§ **INSTRUCTION**
Repeat each line exactly as it is written.

§ **MATERIALS PROVIDED**
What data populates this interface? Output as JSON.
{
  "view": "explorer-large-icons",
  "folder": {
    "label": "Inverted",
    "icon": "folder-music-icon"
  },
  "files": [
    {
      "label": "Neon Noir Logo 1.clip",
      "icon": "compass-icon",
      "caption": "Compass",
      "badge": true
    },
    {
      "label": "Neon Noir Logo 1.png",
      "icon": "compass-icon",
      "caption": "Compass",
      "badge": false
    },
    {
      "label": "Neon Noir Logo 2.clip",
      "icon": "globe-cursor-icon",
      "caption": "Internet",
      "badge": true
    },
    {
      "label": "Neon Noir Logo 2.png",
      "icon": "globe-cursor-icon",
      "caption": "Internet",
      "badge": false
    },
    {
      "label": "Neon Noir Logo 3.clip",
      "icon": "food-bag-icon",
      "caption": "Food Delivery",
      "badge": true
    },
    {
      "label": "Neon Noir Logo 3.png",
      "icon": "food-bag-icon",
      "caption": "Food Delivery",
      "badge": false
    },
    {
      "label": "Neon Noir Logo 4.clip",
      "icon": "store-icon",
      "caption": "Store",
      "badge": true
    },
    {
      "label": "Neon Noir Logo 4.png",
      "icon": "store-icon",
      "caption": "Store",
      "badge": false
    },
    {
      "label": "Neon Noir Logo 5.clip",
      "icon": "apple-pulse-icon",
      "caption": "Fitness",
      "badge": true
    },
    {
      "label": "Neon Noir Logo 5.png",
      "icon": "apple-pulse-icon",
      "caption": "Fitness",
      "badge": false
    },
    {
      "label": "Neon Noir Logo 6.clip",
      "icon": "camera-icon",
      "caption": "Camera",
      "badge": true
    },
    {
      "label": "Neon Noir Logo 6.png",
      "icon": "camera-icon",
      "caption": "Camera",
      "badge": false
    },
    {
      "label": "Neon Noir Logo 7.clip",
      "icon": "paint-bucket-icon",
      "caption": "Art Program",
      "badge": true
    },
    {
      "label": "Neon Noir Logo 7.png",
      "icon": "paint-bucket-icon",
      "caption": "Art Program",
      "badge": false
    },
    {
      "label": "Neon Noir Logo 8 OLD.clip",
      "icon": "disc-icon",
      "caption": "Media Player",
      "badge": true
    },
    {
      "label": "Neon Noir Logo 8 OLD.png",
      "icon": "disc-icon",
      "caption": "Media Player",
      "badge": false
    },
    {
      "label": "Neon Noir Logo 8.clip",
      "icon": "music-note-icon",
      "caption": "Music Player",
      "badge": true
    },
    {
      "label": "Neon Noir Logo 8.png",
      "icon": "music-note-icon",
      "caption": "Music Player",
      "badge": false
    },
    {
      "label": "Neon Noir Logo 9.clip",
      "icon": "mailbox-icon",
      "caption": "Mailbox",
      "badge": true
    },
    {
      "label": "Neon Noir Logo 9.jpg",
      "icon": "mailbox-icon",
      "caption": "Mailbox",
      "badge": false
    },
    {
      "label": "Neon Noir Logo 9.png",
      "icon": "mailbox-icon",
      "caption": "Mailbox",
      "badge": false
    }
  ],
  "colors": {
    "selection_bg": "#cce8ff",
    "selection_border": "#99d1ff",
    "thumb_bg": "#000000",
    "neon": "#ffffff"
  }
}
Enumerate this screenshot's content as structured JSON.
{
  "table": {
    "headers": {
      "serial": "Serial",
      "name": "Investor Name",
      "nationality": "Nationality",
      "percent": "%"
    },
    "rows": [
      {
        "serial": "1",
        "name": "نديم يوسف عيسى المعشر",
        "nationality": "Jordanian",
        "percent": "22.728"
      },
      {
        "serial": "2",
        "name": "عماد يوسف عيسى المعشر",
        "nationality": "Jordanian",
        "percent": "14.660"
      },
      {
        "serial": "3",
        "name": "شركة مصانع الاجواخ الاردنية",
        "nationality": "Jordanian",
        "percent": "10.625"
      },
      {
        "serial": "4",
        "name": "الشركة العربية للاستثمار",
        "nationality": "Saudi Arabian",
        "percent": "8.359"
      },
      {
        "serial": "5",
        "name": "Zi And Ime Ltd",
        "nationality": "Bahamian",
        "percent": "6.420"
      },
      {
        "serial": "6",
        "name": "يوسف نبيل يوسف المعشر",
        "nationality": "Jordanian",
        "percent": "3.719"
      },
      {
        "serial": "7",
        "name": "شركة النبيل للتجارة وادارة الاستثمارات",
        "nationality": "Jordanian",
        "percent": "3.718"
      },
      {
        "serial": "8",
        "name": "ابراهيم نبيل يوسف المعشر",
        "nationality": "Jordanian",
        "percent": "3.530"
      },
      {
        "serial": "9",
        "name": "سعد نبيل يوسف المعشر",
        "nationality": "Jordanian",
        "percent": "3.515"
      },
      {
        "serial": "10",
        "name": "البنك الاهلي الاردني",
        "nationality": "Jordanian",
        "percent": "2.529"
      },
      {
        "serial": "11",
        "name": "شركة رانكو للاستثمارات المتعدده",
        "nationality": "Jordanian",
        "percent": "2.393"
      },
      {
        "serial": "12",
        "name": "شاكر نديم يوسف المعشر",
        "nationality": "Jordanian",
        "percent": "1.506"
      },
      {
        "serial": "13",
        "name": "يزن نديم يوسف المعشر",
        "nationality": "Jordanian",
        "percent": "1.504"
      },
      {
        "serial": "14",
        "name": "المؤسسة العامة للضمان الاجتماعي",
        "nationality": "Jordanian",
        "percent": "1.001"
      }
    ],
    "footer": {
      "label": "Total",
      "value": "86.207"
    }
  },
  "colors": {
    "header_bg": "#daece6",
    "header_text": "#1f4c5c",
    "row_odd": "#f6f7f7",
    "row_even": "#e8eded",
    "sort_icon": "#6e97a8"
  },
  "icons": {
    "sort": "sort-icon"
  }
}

§ **SOLUTION FOR THIS TASK**
What data populates this interface? Output as JSON.
{
  "view": "explorer-large-icons",
  "folder": {
    "label": "Inverted",
    "icon": "folder-music-icon"
  },
  "files": [
    {
      "label": "Neon Noir Logo 1.clip",
      "icon": "compass-icon",
      "caption": "Compass",
      "badge": true
    },
    {
      "label": "Neon Noir Logo 1.png",
      "icon": "compass-icon",
      "caption": "Compass",
      "badge": false
    },
    {
      "label": "Neon Noir Logo 2.clip",
      "icon": "globe-cursor-icon",
      "caption": "Internet",
      "badge": true
    },
    {
      "label": "Neon Noir Logo 2.png",
      "icon": "globe-cursor-icon",
      "caption": "Internet",
      "badge": false
    },
    {
      "label": "Neon Noir Logo 3.clip",
      "icon": "food-bag-icon",
      "caption": "Food Delivery",
      "badge": true
    },
    {
      "label": "Neon Noir Logo 3.png",
      "icon": "food-bag-icon",
      "caption": "Food Delivery",
      "badge": false
    },
    {
      "label": "Neon Noir Logo 4.clip",
      "icon": "store-icon",
      "caption": "Store",
      "badge": true
    },
    {
      "label": "Neon Noir Logo 4.png",
      "icon": "store-icon",
      "caption": "Store",
      "badge": false
    },
    {
      "label": "Neon Noir Logo 5.clip",
      "icon": "apple-pulse-icon",
      "caption": "Fitness",
      "badge": true
    },
    {
      "label": "Neon Noir Logo 5.png",
      "icon": "apple-pulse-icon",
      "caption": "Fitness",
      "badge": false
    },
    {
      "label": "Neon Noir Logo 6.clip",
      "icon": "camera-icon",
      "caption": "Camera",
      "badge": true
    },
    {
      "label": "Neon Noir Logo 6.png",
      "icon": "camera-icon",
      "caption": "Camera",
      "badge": false
    },
    {
      "label": "Neon Noir Logo 7.clip",
      "icon": "paint-bucket-icon",
      "caption": "Art Program",
      "badge": true
    },
    {
      "label": "Neon Noir Logo 7.png",
      "icon": "paint-bucket-icon",
      "caption": "Art Program",
      "badge": false
    },
    {
      "label": "Neon Noir Logo 8 OLD.clip",
      "icon": "disc-icon",
      "caption": "Media Player",
      "badge": true
    },
    {
      "label": "Neon Noir Logo 8 OLD.png",
      "icon": "disc-icon",
      "caption": "Media Player",
      "badge": false
    },
    {
      "label": "Neon Noir Logo 8.clip",
      "icon": "music-note-icon",
      "caption": "Music Player",
      "badge": true
    },
    {
      "label": "Neon Noir Logo 8.png",
      "icon": "music-note-icon",
      "caption": "Music Player",
      "badge": false
    },
    {
      "label": "Neon Noir Logo 9.clip",
      "icon": "mailbox-icon",
      "caption": "Mailbox",
      "badge": true
    },
    {
      "label": "Neon Noir Logo 9.jpg",
      "icon": "mailbox-icon",
      "caption": "Mailbox",
      "badge": false
    },
    {
      "label": "Neon Noir Logo 9.png",
      "icon": "mailbox-icon",
      "caption": "Mailbox",
      "badge": false
    }
  ],
  "colors": {
    "selection_bg": "#cce8ff",
    "selection_border": "#99d1ff",
    "thumb_bg": "#000000",
    "neon": "#ffffff"
  }
}
Enumerate this screenshot's content as structured JSON.
{
  "table": {
    "headers": {
      "serial": "Serial",
      "name": "Investor Name",
      "nationality": "Nationality",
      "percent": "%"
    },
    "rows": [
      {
        "serial": "1",
        "name": "نديم يوسف عيسى المعشر",
        "nationality": "Jordanian",
        "percent": "22.728"
      },
      {
        "serial": "2",
        "name": "عماد يوسف عيسى المعشر",
        "nationality": "Jordanian",
        "percent": "14.660"
      },
      {
        "serial": "3",
        "name": "شركة مصانع الاجواخ الاردنية",
        "nationality": "Jordanian",
        "percent": "10.625"
      },
      {
        "serial": "4",
        "name": "الشركة العربية للاستثمار",
        "nationality": "Saudi Arabian",
        "percent": "8.359"
      },
      {
        "serial": "5",
        "name": "Zi And Ime Ltd",
        "nationality": "Bahamian",
        "percent": "6.420"
      },
      {
        "serial": "6",
        "name": "يوسف نبيل يوسف المعشر",
        "nationality": "Jordanian",
        "percent": "3.719"
      },
      {
        "serial": "7",
        "name": "شركة النبيل للتجارة وادارة الاستثمارات",
        "nationality": "Jordanian",
        "percent": "3.718"
      },
      {
        "serial": "8",
        "name": "ابراهيم نبيل يوسف المعشر",
        "nationality": "Jordanian",
        "percent": "3.530"
      },
      {
        "serial": "9",
        "name": "سعد نبيل يوسف المعشر",
        "nationality": "Jordanian",
        "percent": "3.515"
      },
      {
        "serial": "10",
        "name": "البنك الاهلي الاردني",
        "nationality": "Jordanian",
        "percent": "2.529"
      },
      {
        "serial": "11",
        "name": "شركة رانكو للاستثمارات المتعدده",
        "nationality": "Jordanian",
        "percent": "2.393"
      },
      {
        "serial": "12",
        "name": "شاكر نديم يوسف المعشر",
        "nationality": "Jordanian",
        "percent": "1.506"
      },
      {
        "serial": "13",
        "name": "يزن نديم يوسف المعشر",
        "nationality": "Jordanian",
        "percent": "1.504"
      },
      {
        "serial": "14",
        "name": "المؤسسة العامة للضمان الاجتماعي",
        "nationality": "Jordanian",
        "percent": "1.001"
      }
    ],
    "footer": {
      "label": "Total",
      "value": "86.207"
    }
  },
  "colors": {
    "header_bg": "#daece6",
    "header_text": "#1f4c5c",
    "row_odd": "#f6f7f7",
    "row_even": "#e8eded",
    "sort_icon": "#6e97a8"
  },
  "icons": {
    "sort": "sort-icon"
  }
}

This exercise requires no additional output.